# Your goal
Give a verbatim quotation of every record.

# Input records
- - -
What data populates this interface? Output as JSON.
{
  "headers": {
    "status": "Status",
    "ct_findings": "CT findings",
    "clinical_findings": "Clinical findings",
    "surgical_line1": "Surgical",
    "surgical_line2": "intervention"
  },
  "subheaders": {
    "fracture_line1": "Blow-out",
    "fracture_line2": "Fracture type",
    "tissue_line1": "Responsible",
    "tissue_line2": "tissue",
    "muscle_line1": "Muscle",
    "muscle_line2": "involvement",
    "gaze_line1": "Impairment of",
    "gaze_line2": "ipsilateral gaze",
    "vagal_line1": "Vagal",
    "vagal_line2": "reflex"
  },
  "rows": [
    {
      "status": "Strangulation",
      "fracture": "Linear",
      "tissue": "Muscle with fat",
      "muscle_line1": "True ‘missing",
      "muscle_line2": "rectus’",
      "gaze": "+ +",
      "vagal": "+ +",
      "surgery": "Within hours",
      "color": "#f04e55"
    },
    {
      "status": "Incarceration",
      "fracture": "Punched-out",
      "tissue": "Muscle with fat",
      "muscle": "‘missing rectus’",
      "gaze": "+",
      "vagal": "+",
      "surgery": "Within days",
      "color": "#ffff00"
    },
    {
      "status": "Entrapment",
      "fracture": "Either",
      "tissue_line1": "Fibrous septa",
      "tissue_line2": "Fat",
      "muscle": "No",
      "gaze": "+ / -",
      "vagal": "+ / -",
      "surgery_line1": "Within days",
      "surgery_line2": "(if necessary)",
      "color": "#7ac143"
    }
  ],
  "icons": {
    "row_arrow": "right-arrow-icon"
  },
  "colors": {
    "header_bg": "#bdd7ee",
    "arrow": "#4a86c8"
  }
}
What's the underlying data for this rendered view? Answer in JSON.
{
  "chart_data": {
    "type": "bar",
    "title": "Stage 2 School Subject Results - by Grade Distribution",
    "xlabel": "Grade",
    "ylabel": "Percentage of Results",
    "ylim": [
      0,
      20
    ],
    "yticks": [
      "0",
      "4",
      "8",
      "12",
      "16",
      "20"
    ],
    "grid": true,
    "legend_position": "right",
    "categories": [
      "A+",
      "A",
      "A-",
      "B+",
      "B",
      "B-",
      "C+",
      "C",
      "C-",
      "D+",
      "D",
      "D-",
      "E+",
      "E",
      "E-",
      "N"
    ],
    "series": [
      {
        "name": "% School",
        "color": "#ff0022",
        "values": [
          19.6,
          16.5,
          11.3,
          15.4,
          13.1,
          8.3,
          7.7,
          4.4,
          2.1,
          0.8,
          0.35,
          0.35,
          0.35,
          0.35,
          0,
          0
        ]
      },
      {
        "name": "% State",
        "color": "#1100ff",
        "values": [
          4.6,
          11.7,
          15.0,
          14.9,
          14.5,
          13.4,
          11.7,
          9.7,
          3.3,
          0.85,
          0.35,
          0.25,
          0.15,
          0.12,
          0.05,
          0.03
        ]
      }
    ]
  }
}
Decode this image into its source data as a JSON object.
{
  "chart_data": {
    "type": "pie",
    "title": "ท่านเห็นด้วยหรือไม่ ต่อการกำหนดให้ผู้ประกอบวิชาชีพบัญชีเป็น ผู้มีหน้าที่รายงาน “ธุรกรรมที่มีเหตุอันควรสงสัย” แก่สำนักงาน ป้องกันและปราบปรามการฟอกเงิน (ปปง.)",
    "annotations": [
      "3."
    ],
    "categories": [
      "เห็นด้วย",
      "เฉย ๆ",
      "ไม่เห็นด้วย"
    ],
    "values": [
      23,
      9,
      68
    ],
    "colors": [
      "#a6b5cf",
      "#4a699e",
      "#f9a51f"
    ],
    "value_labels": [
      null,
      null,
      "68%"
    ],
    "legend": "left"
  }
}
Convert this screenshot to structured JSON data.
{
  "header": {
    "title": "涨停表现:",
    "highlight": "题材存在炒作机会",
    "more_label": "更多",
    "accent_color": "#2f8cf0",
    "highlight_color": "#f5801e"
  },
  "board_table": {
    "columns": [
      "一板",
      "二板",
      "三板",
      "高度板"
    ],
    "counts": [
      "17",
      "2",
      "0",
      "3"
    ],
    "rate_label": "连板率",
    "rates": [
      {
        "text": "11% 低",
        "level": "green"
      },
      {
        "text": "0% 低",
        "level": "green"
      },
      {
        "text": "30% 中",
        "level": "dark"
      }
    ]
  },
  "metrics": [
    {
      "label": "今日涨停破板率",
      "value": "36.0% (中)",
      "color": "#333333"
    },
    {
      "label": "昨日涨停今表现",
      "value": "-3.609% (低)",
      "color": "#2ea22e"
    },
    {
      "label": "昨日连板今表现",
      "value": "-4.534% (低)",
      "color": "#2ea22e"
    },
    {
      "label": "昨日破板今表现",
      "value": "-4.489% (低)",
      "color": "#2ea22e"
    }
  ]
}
- - -
# Full solution
What data populates this interface? Output as JSON.
{
  "headers": {
    "status": "Status",
    "ct_findings": "CT findings",
    "clinical_findings": "Clinical findings",
    "surgical_line1": "Surgical",
    "surgical_line2": "intervention"
  },
  "subheaders": {
    "fracture_line1": "Blow-out",
    "fracture_line2": "Fracture type",
    "tissue_line1": "Responsible",
    "tissue_line2": "tissue",
    "muscle_line1": "Muscle",
    "muscle_line2": "involvement",
    "gaze_line1": "Impairment of",
    "gaze_line2": "ipsilateral gaze",
    "vagal_line1": "Vagal",
    "vagal_line2": "reflex"
  },
  "rows": [
    {
      "status": "Strangulation",
      "fracture": "Linear",
      "tissue": "Muscle with fat",
      "muscle_line1": "True ‘missing",
      "muscle_line2": "rectus’",
      "gaze": "+ +",
      "vagal": "+ +",
      "surgery": "Within hours",
      "color": "#f04e55"
    },
    {
      "status": "Incarceration",
      "fracture": "Punched-out",
      "tissue": "Muscle with fat",
      "muscle": "‘missing rectus’",
      "gaze": "+",
      "vagal": "+",
      "surgery": "Within days",
      "color": "#ffff00"
    },
    {
      "status": "Entrapment",
      "fracture": "Either",
      "tissue_line1": "Fibrous septa",
      "tissue_line2": "Fat",
      "muscle": "No",
      "gaze": "+ / -",
      "vagal": "+ / -",
      "surgery_line1": "Within days",
      "surgery_line2": "(if necessary)",
      "color": "#7ac143"
    }
  ],
  "icons": {
    "row_arrow": "right-arrow-icon"
  },
  "colors": {
    "header_bg": "#bdd7ee",
    "arrow": "#4a86c8"
  }
}
What's the underlying data for this rendered view? Answer in JSON.
{
  "chart_data": {
    "type": "bar",
    "title": "Stage 2 School Subject Results - by Grade Distribution",
    "xlabel": "Grade",
    "ylabel": "Percentage of Results",
    "ylim": [
      0,
      20
    ],
    "yticks": [
      "0",
      "4",
      "8",
      "12",
      "16",
      "20"
    ],
    "grid": true,
    "legend_position": "right",
    "categories": [
      "A+",
      "A",
      "A-",
      "B+",
      "B",
      "B-",
      "C+",
      "C",
      "C-",
      "D+",
      "D",
      "D-",
      "E+",
      "E",
      "E-",
      "N"
    ],
    "series": [
      {
        "name": "% School",
        "color": "#ff0022",
        "values": [
          19.6,
          16.5,
          11.3,
          15.4,
          13.1,
          8.3,
          7.7,
          4.4,
          2.1,
          0.8,
          0.35,
          0.35,
          0.35,
          0.35,
          0,
          0
        ]
      },
      {
        "name": "% State",
        "color": "#1100ff",
        "values": [
          4.6,
          11.7,
          15.0,
          14.9,
          14.5,
          13.4,
          11.7,
          9.7,
          3.3,
          0.85,
          0.35,
          0.25,
          0.15,
          0.12,
          0.05,
          0.03
        ]
      }
    ]
  }
}
Decode this image into its source data as a JSON object.
{
  "chart_data": {
    "type": "pie",
    "title": "ท่านเห็นด้วยหรือไม่ ต่อการกำหนดให้ผู้ประกอบวิชาชีพบัญชีเป็น ผู้มีหน้าที่รายงาน “ธุรกรรมที่มีเหตุอันควรสงสัย” แก่สำนักงาน ป้องกันและปราบปรามการฟอกเงิน (ปปง.)",
    "annotations": [
      "3."
    ],
    "categories": [
      "เห็นด้วย",
      "เฉย ๆ",
      "ไม่เห็นด้วย"
    ],
    "values": [
      23,
      9,
      68
    ],
    "colors": [
      "#a6b5cf",
      "#4a699e",
      "#f9a51f"
    ],
    "value_labels": [
      null,
      null,
      "68%"
    ],
    "legend": "left"
  }
}
Convert this screenshot to structured JSON data.
{
  "header": {
    "title": "涨停表现:",
    "highlight": "题材存在炒作机会",
    "more_label": "更多",
    "accent_color": "#2f8cf0",
    "highlight_color": "#f5801e"
  },
  "board_table": {
    "columns": [
      "一板",
      "二板",
      "三板",
      "高度板"
    ],
    "counts": [
      "17",
      "2",
      "0",
      "3"
    ],
    "rate_label": "连板率",
    "rates": [
      {
        "text": "11% 低",
        "level": "green"
      },
      {
        "text": "0% 低",
        "level": "green"
      },
      {
        "text": "30% 中",
        "level": "dark"
      }
    ]
  },
  "metrics": [
    {
      "label": "今日涨停破板率",
      "value": "36.0% (中)",
      "color": "#333333"
    },
    {
      "label": "昨日涨停今表现",
      "value": "-3.609% (低)",
      "color": "#2ea22e"
    },
    {
      "label": "昨日连板今表现",
      "value": "-4.534% (低)",
      "color": "#2ea22e"
    },
    {
      "label": "昨日破板今表现",
      "value": "-4.489% (低)",
      "color": "#2ea22e"
    }
  ]
}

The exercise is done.